▶ [What you have to do]:
Every line below that mentions the word "ylabel" should be copied out.

Data listing
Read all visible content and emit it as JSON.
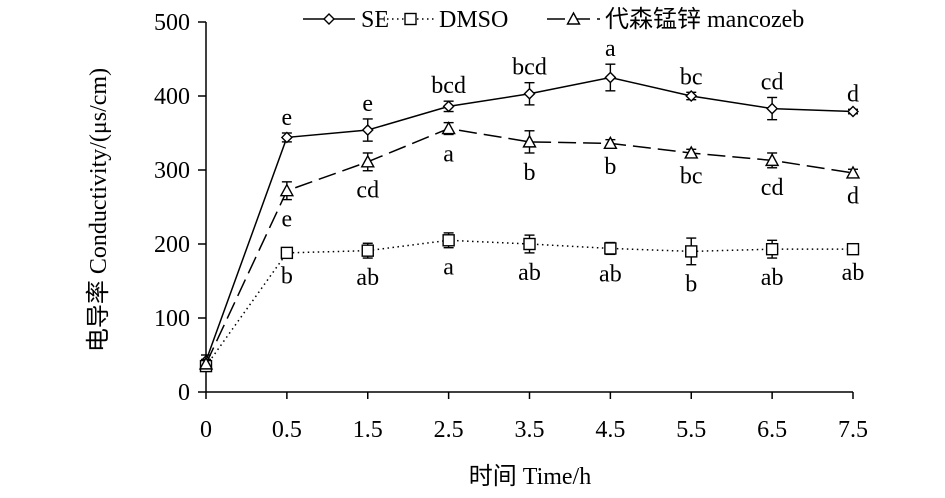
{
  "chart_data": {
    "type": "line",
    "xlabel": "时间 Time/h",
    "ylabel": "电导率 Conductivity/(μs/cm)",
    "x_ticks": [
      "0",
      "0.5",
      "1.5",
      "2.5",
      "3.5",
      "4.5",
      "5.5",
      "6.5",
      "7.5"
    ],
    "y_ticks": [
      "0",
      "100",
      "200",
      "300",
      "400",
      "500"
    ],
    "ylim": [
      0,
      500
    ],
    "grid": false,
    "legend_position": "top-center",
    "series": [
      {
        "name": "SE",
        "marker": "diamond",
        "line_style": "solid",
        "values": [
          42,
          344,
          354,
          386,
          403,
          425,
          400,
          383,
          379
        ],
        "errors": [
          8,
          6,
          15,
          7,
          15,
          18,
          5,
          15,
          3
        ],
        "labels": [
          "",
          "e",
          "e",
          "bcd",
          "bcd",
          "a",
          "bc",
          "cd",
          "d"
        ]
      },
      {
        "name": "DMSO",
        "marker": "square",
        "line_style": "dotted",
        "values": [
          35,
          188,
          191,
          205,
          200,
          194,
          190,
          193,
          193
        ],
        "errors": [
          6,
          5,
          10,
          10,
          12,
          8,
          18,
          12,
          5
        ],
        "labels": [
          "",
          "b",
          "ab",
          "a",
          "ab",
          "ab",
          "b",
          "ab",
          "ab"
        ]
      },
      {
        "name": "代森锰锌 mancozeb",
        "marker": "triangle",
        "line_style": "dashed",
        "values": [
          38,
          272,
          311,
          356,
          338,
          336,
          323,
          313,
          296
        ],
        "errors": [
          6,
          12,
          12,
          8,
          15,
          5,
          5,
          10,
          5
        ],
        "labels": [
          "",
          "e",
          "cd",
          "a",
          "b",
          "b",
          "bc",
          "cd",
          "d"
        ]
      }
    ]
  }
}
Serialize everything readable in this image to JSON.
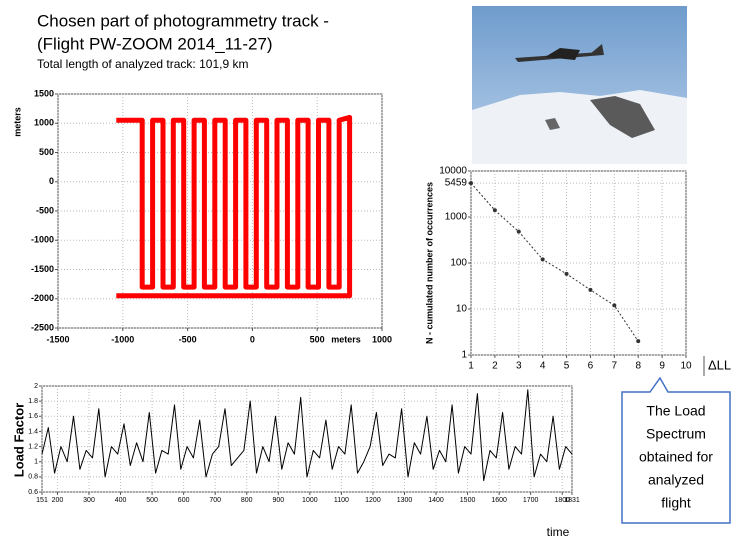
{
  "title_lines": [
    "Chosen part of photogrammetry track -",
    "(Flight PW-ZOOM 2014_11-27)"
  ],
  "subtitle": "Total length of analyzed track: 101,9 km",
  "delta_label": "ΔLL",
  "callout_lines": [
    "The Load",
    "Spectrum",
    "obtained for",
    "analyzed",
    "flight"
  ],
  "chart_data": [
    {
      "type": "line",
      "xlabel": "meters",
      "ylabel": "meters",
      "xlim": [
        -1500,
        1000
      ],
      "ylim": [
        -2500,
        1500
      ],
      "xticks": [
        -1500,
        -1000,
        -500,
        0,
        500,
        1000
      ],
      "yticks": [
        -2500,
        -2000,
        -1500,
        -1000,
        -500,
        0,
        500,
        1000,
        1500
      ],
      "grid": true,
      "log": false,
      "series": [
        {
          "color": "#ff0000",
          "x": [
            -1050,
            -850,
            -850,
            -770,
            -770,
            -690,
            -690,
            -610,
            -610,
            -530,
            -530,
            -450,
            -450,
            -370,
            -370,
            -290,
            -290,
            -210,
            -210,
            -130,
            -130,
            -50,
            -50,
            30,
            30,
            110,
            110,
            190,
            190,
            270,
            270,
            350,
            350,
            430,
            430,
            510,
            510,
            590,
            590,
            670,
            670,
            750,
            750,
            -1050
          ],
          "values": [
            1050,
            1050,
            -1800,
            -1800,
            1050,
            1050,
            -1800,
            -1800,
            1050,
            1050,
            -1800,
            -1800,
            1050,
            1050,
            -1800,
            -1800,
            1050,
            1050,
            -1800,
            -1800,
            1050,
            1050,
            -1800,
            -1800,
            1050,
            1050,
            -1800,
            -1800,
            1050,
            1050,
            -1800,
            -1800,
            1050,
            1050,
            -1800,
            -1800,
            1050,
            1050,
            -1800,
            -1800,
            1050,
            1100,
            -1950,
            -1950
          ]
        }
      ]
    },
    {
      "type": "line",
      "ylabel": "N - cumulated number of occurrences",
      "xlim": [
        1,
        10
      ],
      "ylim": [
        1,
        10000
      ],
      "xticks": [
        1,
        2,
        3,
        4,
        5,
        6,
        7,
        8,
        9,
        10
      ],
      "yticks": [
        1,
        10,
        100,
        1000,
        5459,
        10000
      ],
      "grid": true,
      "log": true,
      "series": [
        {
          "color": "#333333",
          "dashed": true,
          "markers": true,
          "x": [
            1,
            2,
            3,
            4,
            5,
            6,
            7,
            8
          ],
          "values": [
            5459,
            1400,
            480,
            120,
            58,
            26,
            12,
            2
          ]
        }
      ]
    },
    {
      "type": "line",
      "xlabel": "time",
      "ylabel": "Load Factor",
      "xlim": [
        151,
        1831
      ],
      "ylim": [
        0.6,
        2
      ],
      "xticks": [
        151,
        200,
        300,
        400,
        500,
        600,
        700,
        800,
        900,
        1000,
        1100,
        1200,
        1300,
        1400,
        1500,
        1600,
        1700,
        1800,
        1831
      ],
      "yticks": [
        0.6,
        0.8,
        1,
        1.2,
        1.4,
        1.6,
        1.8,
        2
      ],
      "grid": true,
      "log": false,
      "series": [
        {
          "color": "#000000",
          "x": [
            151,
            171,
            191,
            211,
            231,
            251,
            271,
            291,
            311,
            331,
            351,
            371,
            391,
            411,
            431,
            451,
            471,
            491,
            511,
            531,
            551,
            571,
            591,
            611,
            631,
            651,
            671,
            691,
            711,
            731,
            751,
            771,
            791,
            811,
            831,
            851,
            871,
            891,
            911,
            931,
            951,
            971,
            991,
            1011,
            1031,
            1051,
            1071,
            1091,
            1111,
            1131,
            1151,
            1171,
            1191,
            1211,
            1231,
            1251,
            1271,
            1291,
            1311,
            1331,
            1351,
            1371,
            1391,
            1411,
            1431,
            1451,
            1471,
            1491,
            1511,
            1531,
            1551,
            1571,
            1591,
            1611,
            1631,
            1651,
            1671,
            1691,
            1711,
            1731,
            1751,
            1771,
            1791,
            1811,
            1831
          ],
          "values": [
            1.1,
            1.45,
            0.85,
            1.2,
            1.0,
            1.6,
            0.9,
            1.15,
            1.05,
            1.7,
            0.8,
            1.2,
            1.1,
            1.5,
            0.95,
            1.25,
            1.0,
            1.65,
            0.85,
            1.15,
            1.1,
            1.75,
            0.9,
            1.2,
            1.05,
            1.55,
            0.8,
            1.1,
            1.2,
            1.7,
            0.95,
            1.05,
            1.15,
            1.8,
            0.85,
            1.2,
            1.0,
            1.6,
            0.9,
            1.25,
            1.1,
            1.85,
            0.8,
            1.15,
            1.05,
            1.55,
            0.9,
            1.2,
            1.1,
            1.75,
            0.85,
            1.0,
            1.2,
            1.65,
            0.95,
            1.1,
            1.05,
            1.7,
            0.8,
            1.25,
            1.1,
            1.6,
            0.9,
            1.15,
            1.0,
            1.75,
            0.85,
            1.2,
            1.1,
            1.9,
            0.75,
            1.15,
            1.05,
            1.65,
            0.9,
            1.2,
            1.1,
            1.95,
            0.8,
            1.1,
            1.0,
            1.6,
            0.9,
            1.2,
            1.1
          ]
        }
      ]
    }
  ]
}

▶ [Right answer]:
    "ylabel": "电导率 Conductivity/(μs/cm)",
      "ylabel": "meters",
      "ylabel": "N - cumulated number of occurrences",
      "ylabel": "Load Factor",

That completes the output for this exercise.